- Task objective: Transcribe the records that follow exactly. Skip the pictures.

Records from a collection of figures:
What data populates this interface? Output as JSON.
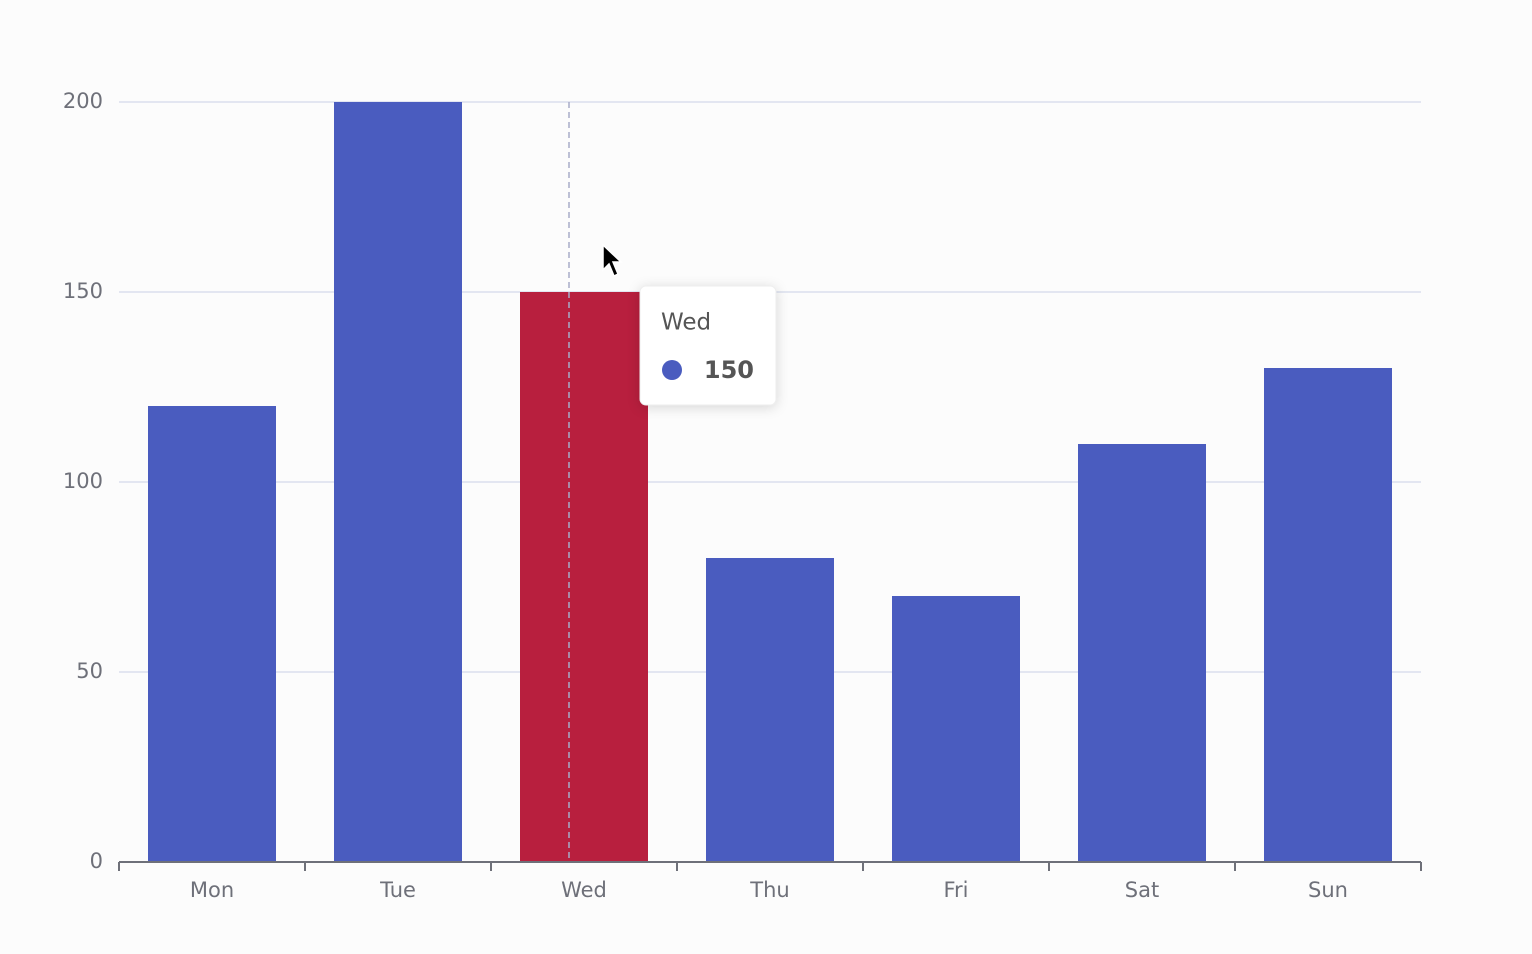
{
  "chart_data": {
    "type": "bar",
    "categories": [
      "Mon",
      "Tue",
      "Wed",
      "Thu",
      "Fri",
      "Sat",
      "Sun"
    ],
    "values": [
      120,
      200,
      150,
      80,
      70,
      110,
      130
    ],
    "color": "#4a5cbf",
    "colors": [
      "#4a5cbf",
      "#4a5cbf",
      "#b81f3e",
      "#4a5cbf",
      "#4a5cbf",
      "#4a5cbf",
      "#4a5cbf"
    ],
    "ylim": [
      0,
      200
    ],
    "yticks": [
      0,
      50,
      100,
      150,
      200
    ],
    "grid": true
  }
}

- Answer to this problem:
What data populates this interface? Output as JSON.
{
  "chart_data": {
    "type": "bar",
    "categories": [
      "Mon",
      "Tue",
      "Wed",
      "Thu",
      "Fri",
      "Sat",
      "Sun"
    ],
    "values": [
      120,
      200,
      150,
      80,
      70,
      110,
      130
    ],
    "color": "#4a5cbf",
    "colors": [
      "#4a5cbf",
      "#4a5cbf",
      "#b81f3e",
      "#4a5cbf",
      "#4a5cbf",
      "#4a5cbf",
      "#4a5cbf"
    ],
    "ylim": [
      0,
      200
    ],
    "yticks": [
      0,
      50,
      100,
      150,
      200
    ],
    "grid": true
  }
}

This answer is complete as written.